* Direction
Print out every line, exactly as written.

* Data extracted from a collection
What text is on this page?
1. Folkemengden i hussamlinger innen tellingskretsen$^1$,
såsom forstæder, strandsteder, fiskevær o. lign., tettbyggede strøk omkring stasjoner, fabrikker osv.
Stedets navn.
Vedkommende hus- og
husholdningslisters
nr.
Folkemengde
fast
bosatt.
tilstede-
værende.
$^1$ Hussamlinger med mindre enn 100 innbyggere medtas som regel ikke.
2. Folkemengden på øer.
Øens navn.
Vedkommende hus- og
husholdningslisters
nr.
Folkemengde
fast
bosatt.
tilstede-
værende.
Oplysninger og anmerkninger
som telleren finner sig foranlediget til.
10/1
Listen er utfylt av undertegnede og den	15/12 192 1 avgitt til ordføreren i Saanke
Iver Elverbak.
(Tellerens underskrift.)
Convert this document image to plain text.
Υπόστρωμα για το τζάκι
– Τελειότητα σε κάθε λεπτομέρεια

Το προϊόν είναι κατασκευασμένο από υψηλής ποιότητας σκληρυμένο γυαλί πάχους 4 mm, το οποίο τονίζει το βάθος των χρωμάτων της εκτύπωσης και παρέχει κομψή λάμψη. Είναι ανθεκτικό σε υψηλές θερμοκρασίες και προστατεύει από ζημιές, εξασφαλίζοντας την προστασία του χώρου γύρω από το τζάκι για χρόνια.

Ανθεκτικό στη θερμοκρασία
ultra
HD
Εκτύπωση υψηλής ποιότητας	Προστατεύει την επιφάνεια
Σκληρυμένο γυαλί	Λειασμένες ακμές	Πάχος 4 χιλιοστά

* The response
What text is on this page?
1. Folkemengden i hussamlinger innen tellingskretsen$^1$,
såsom forstæder, strandsteder, fiskevær o. lign., tettbyggede strøk omkring stasjoner, fabrikker osv.
Stedets navn.
Vedkommende hus- og
husholdningslisters
nr.
Folkemengde
fast
bosatt.
tilstede-
værende.
$^1$ Hussamlinger med mindre enn 100 innbyggere medtas som regel ikke.
2. Folkemengden på øer.
Øens navn.
Vedkommende hus- og
husholdningslisters
nr.
Folkemengde
fast
bosatt.
tilstede-
værende.
Oplysninger og anmerkninger
som telleren finner sig foranlediget til.
10/1
Listen er utfylt av undertegnede og den	15/12 192 1 avgitt til ordføreren i Saanke
Iver Elverbak.
(Tellerens underskrift.)
Convert this document image to plain text.
Υπόστρωμα για το τζάκι
– Τελειότητα σε κάθε λεπτομέρεια

Το προϊόν είναι κατασκευασμένο από υψηλής ποιότητας σκληρυμένο γυαλί πάχους 4 mm, το οποίο τονίζει το βάθος των χρωμάτων της εκτύπωσης και παρέχει κομψή λάμψη. Είναι ανθεκτικό σε υψηλές θερμοκρασίες και προστατεύει από ζημιές, εξασφαλίζοντας την προστασία του χώρου γύρω από το τζάκι για χρόνια.

Ανθεκτικό στη θερμοκρασία
ultra
HD
Εκτύπωση υψηλής ποιότητας	Προστατεύει την επιφάνεια
Σκληρυμένο γυαλί	Λειασμένες ακμές	Πάχος 4 χιλιοστά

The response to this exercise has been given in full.